What you will do: Provide the records once more, identical to the original.
◇ ◇ ◇ ◇ ◇ ◇ ◇
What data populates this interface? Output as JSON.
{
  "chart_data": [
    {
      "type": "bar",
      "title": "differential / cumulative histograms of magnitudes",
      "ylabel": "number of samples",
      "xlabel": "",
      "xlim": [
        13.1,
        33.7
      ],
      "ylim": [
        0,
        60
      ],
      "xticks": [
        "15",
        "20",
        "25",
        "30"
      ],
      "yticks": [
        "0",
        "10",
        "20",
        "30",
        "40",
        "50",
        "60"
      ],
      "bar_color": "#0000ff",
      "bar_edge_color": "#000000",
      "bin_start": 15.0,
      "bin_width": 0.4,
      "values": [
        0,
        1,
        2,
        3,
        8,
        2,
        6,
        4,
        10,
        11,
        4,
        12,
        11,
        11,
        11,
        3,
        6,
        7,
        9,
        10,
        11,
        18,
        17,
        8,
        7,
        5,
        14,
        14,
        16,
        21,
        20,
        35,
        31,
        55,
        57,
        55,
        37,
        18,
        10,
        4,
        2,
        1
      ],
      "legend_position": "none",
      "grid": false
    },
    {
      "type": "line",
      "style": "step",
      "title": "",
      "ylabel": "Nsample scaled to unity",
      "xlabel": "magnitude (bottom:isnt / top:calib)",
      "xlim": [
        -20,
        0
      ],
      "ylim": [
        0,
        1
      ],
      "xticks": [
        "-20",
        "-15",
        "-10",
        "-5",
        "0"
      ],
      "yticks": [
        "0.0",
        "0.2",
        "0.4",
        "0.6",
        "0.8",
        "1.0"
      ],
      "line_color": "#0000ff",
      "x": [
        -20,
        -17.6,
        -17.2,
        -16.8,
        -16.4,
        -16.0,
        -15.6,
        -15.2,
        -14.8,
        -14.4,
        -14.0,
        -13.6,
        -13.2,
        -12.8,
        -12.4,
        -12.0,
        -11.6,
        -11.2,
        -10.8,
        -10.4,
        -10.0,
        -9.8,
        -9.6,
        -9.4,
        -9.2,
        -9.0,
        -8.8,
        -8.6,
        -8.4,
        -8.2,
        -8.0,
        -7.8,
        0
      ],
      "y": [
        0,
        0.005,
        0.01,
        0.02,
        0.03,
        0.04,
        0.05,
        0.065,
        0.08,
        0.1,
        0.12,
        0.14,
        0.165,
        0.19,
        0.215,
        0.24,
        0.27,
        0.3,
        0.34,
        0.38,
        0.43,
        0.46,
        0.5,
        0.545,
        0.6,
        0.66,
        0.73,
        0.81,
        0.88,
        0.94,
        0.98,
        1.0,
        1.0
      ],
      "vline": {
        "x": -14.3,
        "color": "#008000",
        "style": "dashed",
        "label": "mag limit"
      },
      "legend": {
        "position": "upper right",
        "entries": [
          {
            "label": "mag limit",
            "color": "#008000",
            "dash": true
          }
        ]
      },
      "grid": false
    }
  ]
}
◇ ◇ ◇ ◇ ◇ ◇ ◇
Answer to the exercise:
What data populates this interface? Output as JSON.
{
  "chart_data": [
    {
      "type": "bar",
      "title": "differential / cumulative histograms of magnitudes",
      "ylabel": "number of samples",
      "xlabel": "",
      "xlim": [
        13.1,
        33.7
      ],
      "ylim": [
        0,
        60
      ],
      "xticks": [
        "15",
        "20",
        "25",
        "30"
      ],
      "yticks": [
        "0",
        "10",
        "20",
        "30",
        "40",
        "50",
        "60"
      ],
      "bar_color": "#0000ff",
      "bar_edge_color": "#000000",
      "bin_start": 15.0,
      "bin_width": 0.4,
      "values": [
        0,
        1,
        2,
        3,
        8,
        2,
        6,
        4,
        10,
        11,
        4,
        12,
        11,
        11,
        11,
        3,
        6,
        7,
        9,
        10,
        11,
        18,
        17,
        8,
        7,
        5,
        14,
        14,
        16,
        21,
        20,
        35,
        31,
        55,
        57,
        55,
        37,
        18,
        10,
        4,
        2,
        1
      ],
      "legend_position": "none",
      "grid": false
    },
    {
      "type": "line",
      "style": "step",
      "title": "",
      "ylabel": "Nsample scaled to unity",
      "xlabel": "magnitude (bottom:isnt / top:calib)",
      "xlim": [
        -20,
        0
      ],
      "ylim": [
        0,
        1
      ],
      "xticks": [
        "-20",
        "-15",
        "-10",
        "-5",
        "0"
      ],
      "yticks": [
        "0.0",
        "0.2",
        "0.4",
        "0.6",
        "0.8",
        "1.0"
      ],
      "line_color": "#0000ff",
      "x": [
        -20,
        -17.6,
        -17.2,
        -16.8,
        -16.4,
        -16.0,
        -15.6,
        -15.2,
        -14.8,
        -14.4,
        -14.0,
        -13.6,
        -13.2,
        -12.8,
        -12.4,
        -12.0,
        -11.6,
        -11.2,
        -10.8,
        -10.4,
        -10.0,
        -9.8,
        -9.6,
        -9.4,
        -9.2,
        -9.0,
        -8.8,
        -8.6,
        -8.4,
        -8.2,
        -8.0,
        -7.8,
        0
      ],
      "y": [
        0,
        0.005,
        0.01,
        0.02,
        0.03,
        0.04,
        0.05,
        0.065,
        0.08,
        0.1,
        0.12,
        0.14,
        0.165,
        0.19,
        0.215,
        0.24,
        0.27,
        0.3,
        0.34,
        0.38,
        0.43,
        0.46,
        0.5,
        0.545,
        0.6,
        0.66,
        0.73,
        0.81,
        0.88,
        0.94,
        0.98,
        1.0,
        1.0
      ],
      "vline": {
        "x": -14.3,
        "color": "#008000",
        "style": "dashed",
        "label": "mag limit"
      },
      "legend": {
        "position": "upper right",
        "entries": [
          {
            "label": "mag limit",
            "color": "#008000",
            "dash": true
          }
        ]
      },
      "grid": false
    }
  ]
}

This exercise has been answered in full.